(Dataset records)
— Begin —

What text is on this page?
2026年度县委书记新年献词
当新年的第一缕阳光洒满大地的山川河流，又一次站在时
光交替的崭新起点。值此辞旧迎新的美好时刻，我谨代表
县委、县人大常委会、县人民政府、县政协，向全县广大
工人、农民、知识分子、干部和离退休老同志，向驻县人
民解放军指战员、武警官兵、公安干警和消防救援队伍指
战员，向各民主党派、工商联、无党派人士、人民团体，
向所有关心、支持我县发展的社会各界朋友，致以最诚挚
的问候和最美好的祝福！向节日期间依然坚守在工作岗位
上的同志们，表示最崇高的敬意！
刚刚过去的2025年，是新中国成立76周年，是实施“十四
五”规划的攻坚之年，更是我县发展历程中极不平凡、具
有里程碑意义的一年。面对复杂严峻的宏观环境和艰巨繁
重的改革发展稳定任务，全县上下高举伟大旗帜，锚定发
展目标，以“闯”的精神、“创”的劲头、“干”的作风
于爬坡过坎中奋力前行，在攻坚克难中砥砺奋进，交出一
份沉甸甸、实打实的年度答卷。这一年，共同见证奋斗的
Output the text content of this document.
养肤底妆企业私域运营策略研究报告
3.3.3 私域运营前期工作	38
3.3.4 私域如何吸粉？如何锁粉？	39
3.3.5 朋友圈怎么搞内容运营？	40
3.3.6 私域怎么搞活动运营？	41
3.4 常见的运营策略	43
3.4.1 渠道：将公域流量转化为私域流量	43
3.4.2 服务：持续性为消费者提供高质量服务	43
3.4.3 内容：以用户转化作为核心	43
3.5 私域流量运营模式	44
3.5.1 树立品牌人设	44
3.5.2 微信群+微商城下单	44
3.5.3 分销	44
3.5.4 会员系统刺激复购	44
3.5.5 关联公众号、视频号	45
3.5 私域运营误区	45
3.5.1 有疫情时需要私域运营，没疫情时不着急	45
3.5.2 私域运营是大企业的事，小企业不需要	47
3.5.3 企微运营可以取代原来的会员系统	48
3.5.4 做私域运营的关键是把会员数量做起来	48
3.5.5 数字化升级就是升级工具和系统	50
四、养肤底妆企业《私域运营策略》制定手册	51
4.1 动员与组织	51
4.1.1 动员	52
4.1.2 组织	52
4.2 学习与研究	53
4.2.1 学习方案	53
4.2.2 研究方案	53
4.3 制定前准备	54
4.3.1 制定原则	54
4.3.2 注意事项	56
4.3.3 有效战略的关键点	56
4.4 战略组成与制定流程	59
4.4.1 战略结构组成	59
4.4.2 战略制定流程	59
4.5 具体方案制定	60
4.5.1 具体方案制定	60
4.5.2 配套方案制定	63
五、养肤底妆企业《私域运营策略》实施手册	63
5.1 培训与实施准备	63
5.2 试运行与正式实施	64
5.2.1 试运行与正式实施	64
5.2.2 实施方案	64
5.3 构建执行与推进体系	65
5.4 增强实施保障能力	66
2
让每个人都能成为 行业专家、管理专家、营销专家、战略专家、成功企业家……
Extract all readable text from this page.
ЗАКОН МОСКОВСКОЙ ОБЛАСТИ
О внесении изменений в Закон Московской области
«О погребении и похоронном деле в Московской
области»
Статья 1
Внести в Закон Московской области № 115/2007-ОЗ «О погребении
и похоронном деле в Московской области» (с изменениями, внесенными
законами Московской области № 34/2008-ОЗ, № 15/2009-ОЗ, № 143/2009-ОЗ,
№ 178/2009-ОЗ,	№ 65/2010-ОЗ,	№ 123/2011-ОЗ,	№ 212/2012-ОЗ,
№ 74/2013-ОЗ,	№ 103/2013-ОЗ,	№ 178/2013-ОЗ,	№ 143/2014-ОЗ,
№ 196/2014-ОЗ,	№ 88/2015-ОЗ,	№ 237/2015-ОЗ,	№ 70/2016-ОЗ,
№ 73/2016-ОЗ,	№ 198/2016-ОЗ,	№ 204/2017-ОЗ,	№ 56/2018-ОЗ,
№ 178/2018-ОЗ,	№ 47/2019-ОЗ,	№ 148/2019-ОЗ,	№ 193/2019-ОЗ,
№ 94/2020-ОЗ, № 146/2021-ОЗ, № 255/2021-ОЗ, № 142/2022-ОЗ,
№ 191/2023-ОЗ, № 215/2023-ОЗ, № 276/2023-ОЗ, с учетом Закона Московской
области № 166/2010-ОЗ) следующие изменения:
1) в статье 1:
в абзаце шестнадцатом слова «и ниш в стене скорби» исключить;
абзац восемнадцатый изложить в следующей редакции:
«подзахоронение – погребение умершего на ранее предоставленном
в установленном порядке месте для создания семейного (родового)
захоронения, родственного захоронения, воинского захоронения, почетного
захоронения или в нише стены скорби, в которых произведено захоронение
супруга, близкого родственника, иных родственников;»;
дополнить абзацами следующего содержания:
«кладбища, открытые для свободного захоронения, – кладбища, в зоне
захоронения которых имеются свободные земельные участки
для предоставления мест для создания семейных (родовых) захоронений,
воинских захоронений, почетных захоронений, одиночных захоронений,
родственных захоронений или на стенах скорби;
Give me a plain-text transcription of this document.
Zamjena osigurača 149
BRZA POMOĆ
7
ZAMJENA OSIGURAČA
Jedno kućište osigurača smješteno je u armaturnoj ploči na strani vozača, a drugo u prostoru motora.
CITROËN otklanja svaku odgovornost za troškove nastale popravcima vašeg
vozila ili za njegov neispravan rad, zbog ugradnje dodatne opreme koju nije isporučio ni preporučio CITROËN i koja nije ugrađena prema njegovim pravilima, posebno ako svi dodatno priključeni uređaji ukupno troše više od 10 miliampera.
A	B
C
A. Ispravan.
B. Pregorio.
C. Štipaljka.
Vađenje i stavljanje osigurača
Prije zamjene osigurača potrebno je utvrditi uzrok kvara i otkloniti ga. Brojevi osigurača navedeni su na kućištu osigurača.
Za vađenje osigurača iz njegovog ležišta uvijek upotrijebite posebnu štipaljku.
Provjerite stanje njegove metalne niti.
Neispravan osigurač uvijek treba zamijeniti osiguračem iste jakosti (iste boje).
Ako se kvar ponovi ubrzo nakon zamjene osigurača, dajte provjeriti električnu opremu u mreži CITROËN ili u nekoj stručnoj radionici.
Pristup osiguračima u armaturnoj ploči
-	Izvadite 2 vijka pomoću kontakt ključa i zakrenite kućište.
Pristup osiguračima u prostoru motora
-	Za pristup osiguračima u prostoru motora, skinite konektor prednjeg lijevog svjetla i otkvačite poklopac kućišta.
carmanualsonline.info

— End —

_What is asked_
Copy all lines of the material above where the string "похоронном" occurs.

_Task output_
«О погребении и похоронном деле в Московской
и похоронном деле в Московской области» (с изменениями, внесенными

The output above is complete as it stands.